Using the data below, copy each line that includes the word "blade".

Collected data
════════
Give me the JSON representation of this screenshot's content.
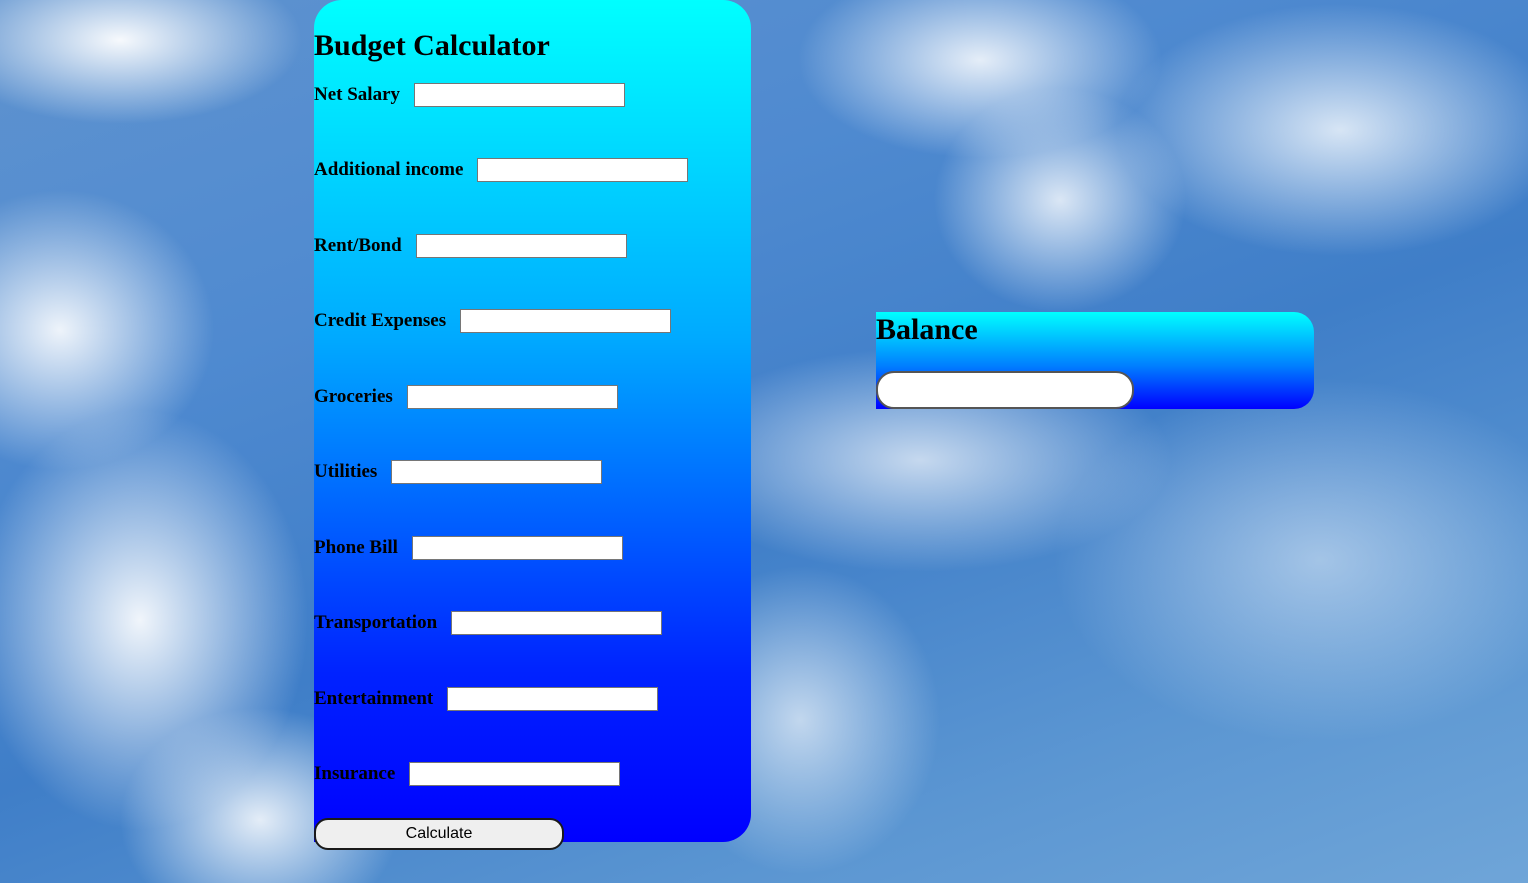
{
  "calculator": {
    "title": "Budget Calculator",
    "fields": [
      {
        "label": "Net Salary",
        "value": ""
      },
      {
        "label": "Additional income",
        "value": ""
      },
      {
        "label": "Rent/Bond",
        "value": ""
      },
      {
        "label": "Credit Expenses",
        "value": ""
      },
      {
        "label": "Groceries",
        "value": ""
      },
      {
        "label": "Utilities",
        "value": ""
      },
      {
        "label": "Phone Bill",
        "value": ""
      },
      {
        "label": "Transportation",
        "value": ""
      },
      {
        "label": "Entertainment",
        "value": ""
      },
      {
        "label": "Insurance",
        "value": ""
      }
    ],
    "button_label": "Calculate"
  },
  "balance": {
    "title": "Balance",
    "value": ""
  },
  "colors": {
    "panel_top": "#00ffff",
    "panel_bottom": "#0000ff"
  }
}
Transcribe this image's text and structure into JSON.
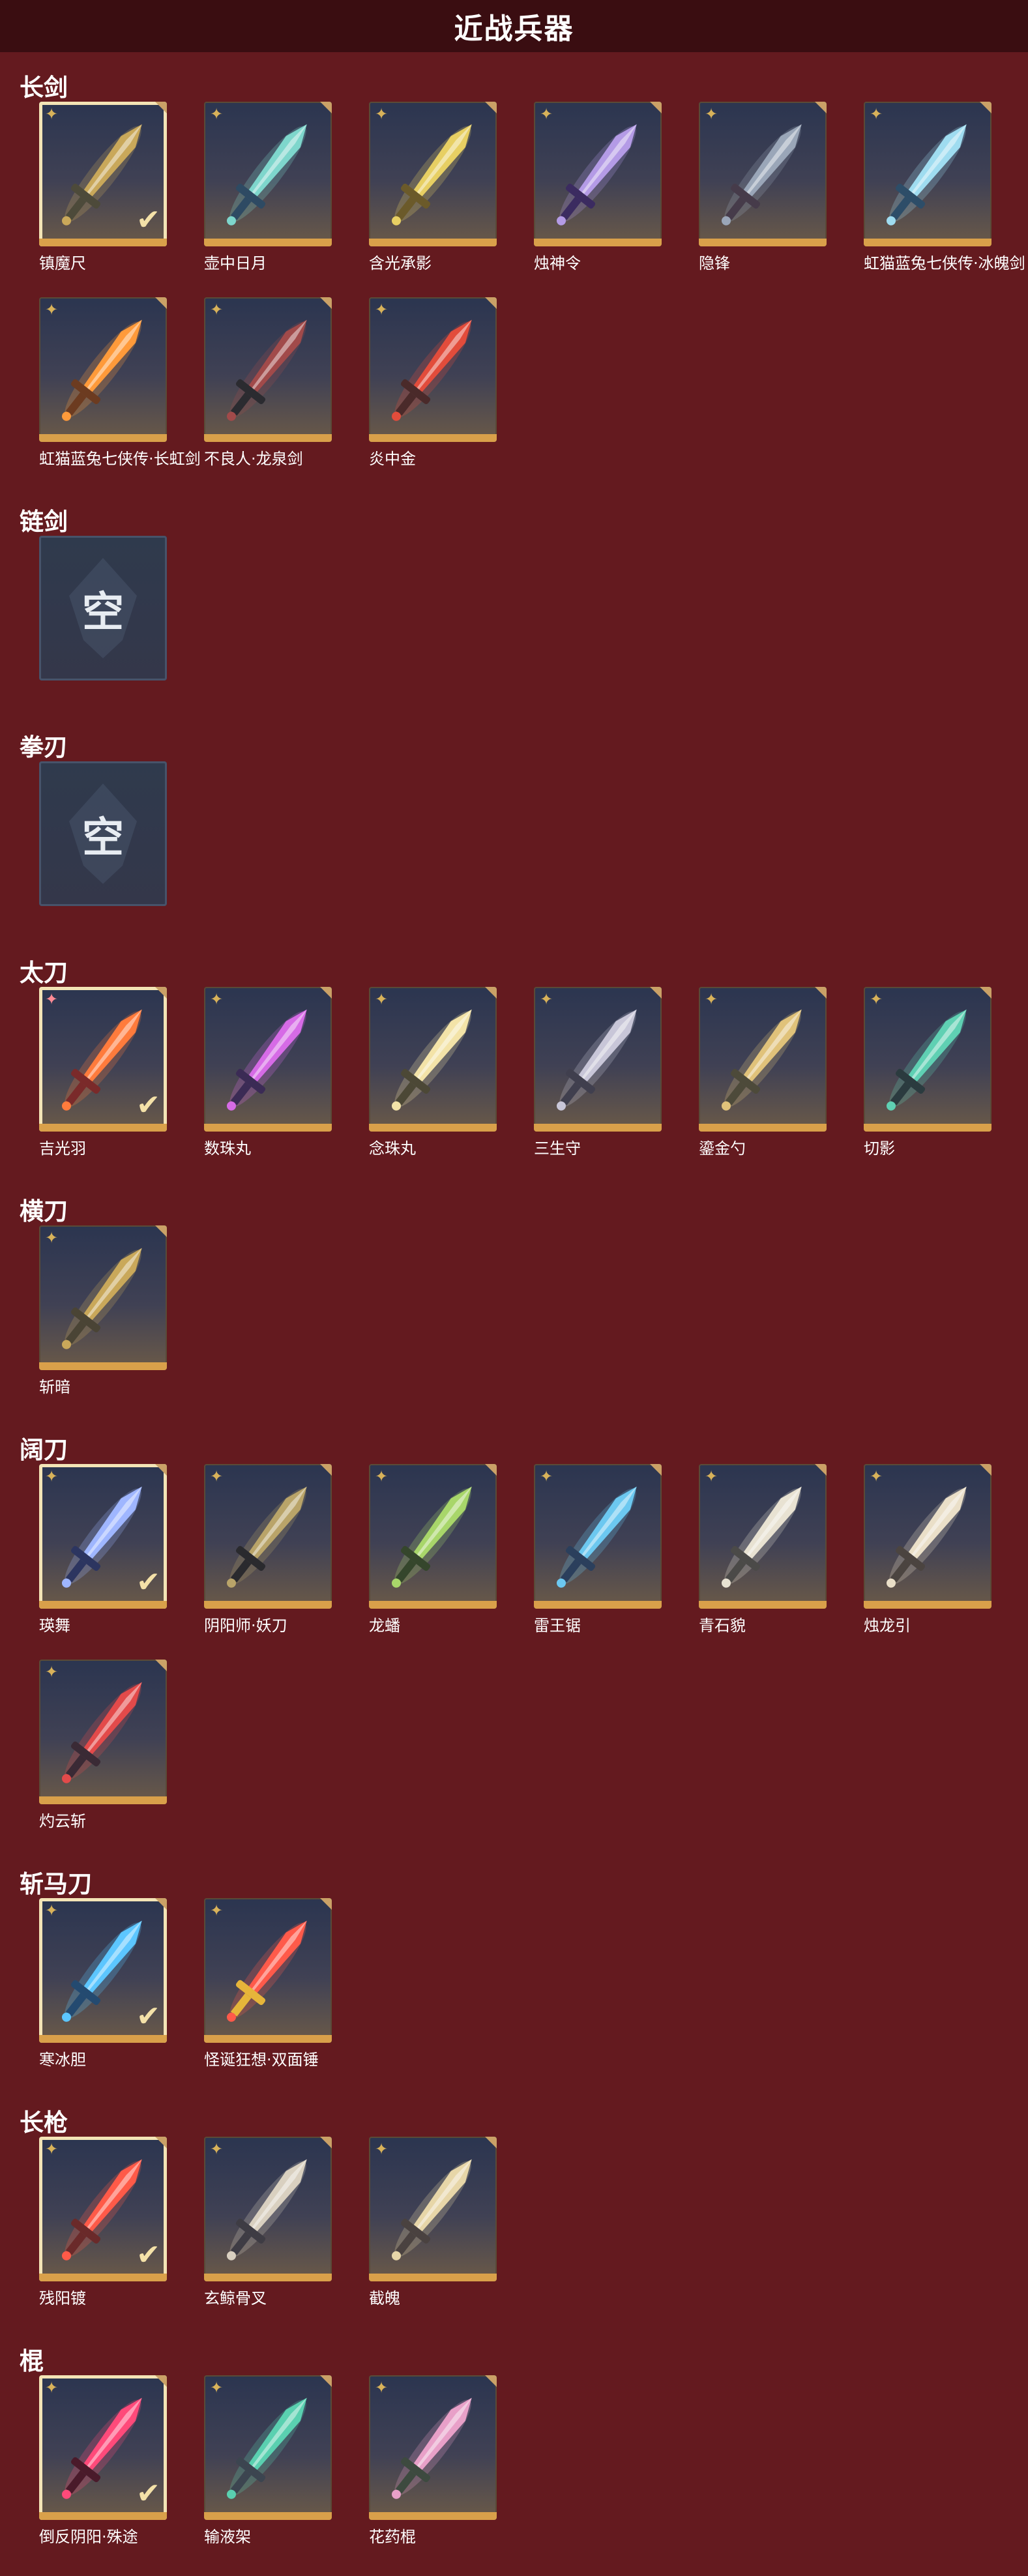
{
  "page": {
    "title": "近战兵器"
  },
  "icons": {
    "star": "✦",
    "check": "✔"
  },
  "sections": [
    {
      "id": "long-sword",
      "name": "长剑",
      "items": [
        {
          "label": "镇魔尺",
          "equipped": true,
          "rarity": "gold",
          "colors": [
            "#c9a85a",
            "#4d4a3a"
          ]
        },
        {
          "label": "壶中日月",
          "equipped": false,
          "rarity": "gold",
          "colors": [
            "#7ed6cc",
            "#2e4a63"
          ]
        },
        {
          "label": "含光承影",
          "equipped": false,
          "rarity": "gold",
          "colors": [
            "#e7cf63",
            "#6b5a2a"
          ]
        },
        {
          "label": "烛神令",
          "equipped": false,
          "rarity": "gold",
          "colors": [
            "#b49be6",
            "#3b2b60"
          ]
        },
        {
          "label": "隐锋",
          "equipped": false,
          "rarity": "gold",
          "colors": [
            "#9aa6b8",
            "#463b4a"
          ]
        },
        {
          "label": "虹猫蓝兔七侠传·冰魄剑",
          "equipped": false,
          "rarity": "gold",
          "colors": [
            "#9fdcf0",
            "#2d4d68"
          ]
        },
        {
          "label": "虹猫蓝兔七侠传·长虹剑",
          "equipped": false,
          "rarity": "gold",
          "colors": [
            "#ff9a3a",
            "#6c3b20"
          ]
        },
        {
          "label": "不良人·龙泉剑",
          "equipped": false,
          "rarity": "gold",
          "colors": [
            "#a14a4a",
            "#2b2b30"
          ]
        },
        {
          "label": "炎中金",
          "equipped": false,
          "rarity": "gold",
          "colors": [
            "#e24c3b",
            "#4a2a2a"
          ]
        }
      ]
    },
    {
      "id": "chain-sword",
      "name": "链剑",
      "empty": true,
      "empty_text": "空"
    },
    {
      "id": "fist-blade",
      "name": "拳刃",
      "empty": true,
      "empty_text": "空"
    },
    {
      "id": "katana",
      "name": "太刀",
      "items": [
        {
          "label": "吉光羽",
          "equipped": true,
          "rarity": "pink",
          "colors": [
            "#ff7b3c",
            "#7a2a2a"
          ]
        },
        {
          "label": "数珠丸",
          "equipped": false,
          "rarity": "gold",
          "colors": [
            "#d66be6",
            "#3b2b55"
          ]
        },
        {
          "label": "念珠丸",
          "equipped": false,
          "rarity": "gold",
          "colors": [
            "#f3e3a8",
            "#4c4836"
          ]
        },
        {
          "label": "三生守",
          "equipped": false,
          "rarity": "gold",
          "colors": [
            "#c8c6d8",
            "#403f4e"
          ]
        },
        {
          "label": "鎏金勺",
          "equipped": false,
          "rarity": "gold",
          "colors": [
            "#e0c27a",
            "#4d4a3a"
          ]
        },
        {
          "label": "切影",
          "equipped": false,
          "rarity": "gold",
          "colors": [
            "#5fd0b3",
            "#2b3b3f"
          ]
        }
      ]
    },
    {
      "id": "horizontal-blade",
      "name": "横刀",
      "items": [
        {
          "label": "斩暗",
          "equipped": false,
          "rarity": "gold",
          "colors": [
            "#c9a85a",
            "#4a4435"
          ]
        }
      ]
    },
    {
      "id": "broad-blade",
      "name": "阔刀",
      "items": [
        {
          "label": "瑛舞",
          "equipped": true,
          "rarity": "gold",
          "colors": [
            "#9fb6ff",
            "#2c3560"
          ]
        },
        {
          "label": "阴阳师·妖刀",
          "equipped": false,
          "rarity": "gold",
          "colors": [
            "#b9a469",
            "#2a2a2e"
          ]
        },
        {
          "label": "龙蟠",
          "equipped": false,
          "rarity": "gold",
          "colors": [
            "#a8d66a",
            "#35462c"
          ]
        },
        {
          "label": "雷王锯",
          "equipped": false,
          "rarity": "gold",
          "colors": [
            "#6cc8f0",
            "#2b3f5c"
          ]
        },
        {
          "label": "青石貌",
          "equipped": false,
          "rarity": "gold",
          "colors": [
            "#e8e2d2",
            "#4b4a48"
          ]
        },
        {
          "label": "烛龙引",
          "equipped": false,
          "rarity": "gold",
          "colors": [
            "#eadfc8",
            "#4b4440"
          ]
        },
        {
          "label": "灼云斩",
          "equipped": false,
          "rarity": "gold",
          "colors": [
            "#e34a4a",
            "#3a2a35"
          ]
        }
      ]
    },
    {
      "id": "horse-chopper",
      "name": "斩马刀",
      "items": [
        {
          "label": "寒冰胆",
          "equipped": true,
          "rarity": "gold",
          "colors": [
            "#5cc6ff",
            "#244a70"
          ]
        },
        {
          "label": "怪诞狂想·双面锤",
          "equipped": false,
          "rarity": "gold",
          "colors": [
            "#ff5a4a",
            "#e6b53a"
          ]
        }
      ]
    },
    {
      "id": "spear",
      "name": "长枪",
      "items": [
        {
          "label": "残阳镀",
          "equipped": true,
          "rarity": "gold",
          "colors": [
            "#ff5a48",
            "#6a2a2a"
          ]
        },
        {
          "label": "玄鲸骨叉",
          "equipped": false,
          "rarity": "gold",
          "colors": [
            "#d9d0c0",
            "#3e3c44"
          ]
        },
        {
          "label": "截魄",
          "equipped": false,
          "rarity": "gold",
          "colors": [
            "#e7d6a8",
            "#4a4240"
          ]
        }
      ]
    },
    {
      "id": "staff",
      "name": "棍",
      "items": [
        {
          "label": "倒反阴阳·殊途",
          "equipped": true,
          "rarity": "gold",
          "colors": [
            "#ff4a7a",
            "#4a1a2a"
          ]
        },
        {
          "label": "输液架",
          "equipped": false,
          "rarity": "gold",
          "colors": [
            "#5ad0b0",
            "#3c4550"
          ]
        },
        {
          "label": "花药棍",
          "equipped": false,
          "rarity": "gold",
          "colors": [
            "#e8a0c8",
            "#3d4a3f"
          ]
        }
      ]
    }
  ]
}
════════
◆ FINISHED EXERCISE
      "id": "fist-blade",
      "id": "horizontal-blade",
      "id": "broad-blade",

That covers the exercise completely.